↓↓↓

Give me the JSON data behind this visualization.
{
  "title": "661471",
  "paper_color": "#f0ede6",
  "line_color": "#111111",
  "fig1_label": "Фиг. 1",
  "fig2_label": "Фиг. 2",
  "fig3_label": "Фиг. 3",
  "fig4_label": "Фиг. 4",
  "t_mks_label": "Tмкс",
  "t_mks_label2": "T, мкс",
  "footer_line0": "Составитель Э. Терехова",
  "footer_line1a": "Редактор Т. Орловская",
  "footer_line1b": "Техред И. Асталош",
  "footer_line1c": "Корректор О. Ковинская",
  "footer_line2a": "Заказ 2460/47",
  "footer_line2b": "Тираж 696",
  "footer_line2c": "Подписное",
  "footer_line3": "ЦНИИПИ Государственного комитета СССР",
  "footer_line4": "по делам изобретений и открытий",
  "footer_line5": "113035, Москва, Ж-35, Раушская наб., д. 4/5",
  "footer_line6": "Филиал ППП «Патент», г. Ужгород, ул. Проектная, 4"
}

↑↑↑

▶ What you should do
Please give back all of the records exactly as written.

▶ Answer to this task
Give me the JSON data behind this visualization.
{
  "title": "661471",
  "paper_color": "#f0ede6",
  "line_color": "#111111",
  "fig1_label": "Фиг. 1",
  "fig2_label": "Фиг. 2",
  "fig3_label": "Фиг. 3",
  "fig4_label": "Фиг. 4",
  "t_mks_label": "Tмкс",
  "t_mks_label2": "T, мкс",
  "footer_line0": "Составитель Э. Терехова",
  "footer_line1a": "Редактор Т. Орловская",
  "footer_line1b": "Техред И. Асталош",
  "footer_line1c": "Корректор О. Ковинская",
  "footer_line2a": "Заказ 2460/47",
  "footer_line2b": "Тираж 696",
  "footer_line2c": "Подписное",
  "footer_line3": "ЦНИИПИ Государственного комитета СССР",
  "footer_line4": "по делам изобретений и открытий",
  "footer_line5": "113035, Москва, Ж-35, Раушская наб., д. 4/5",
  "footer_line6": "Филиал ППП «Патент», г. Ужгород, ул. Проектная, 4"
}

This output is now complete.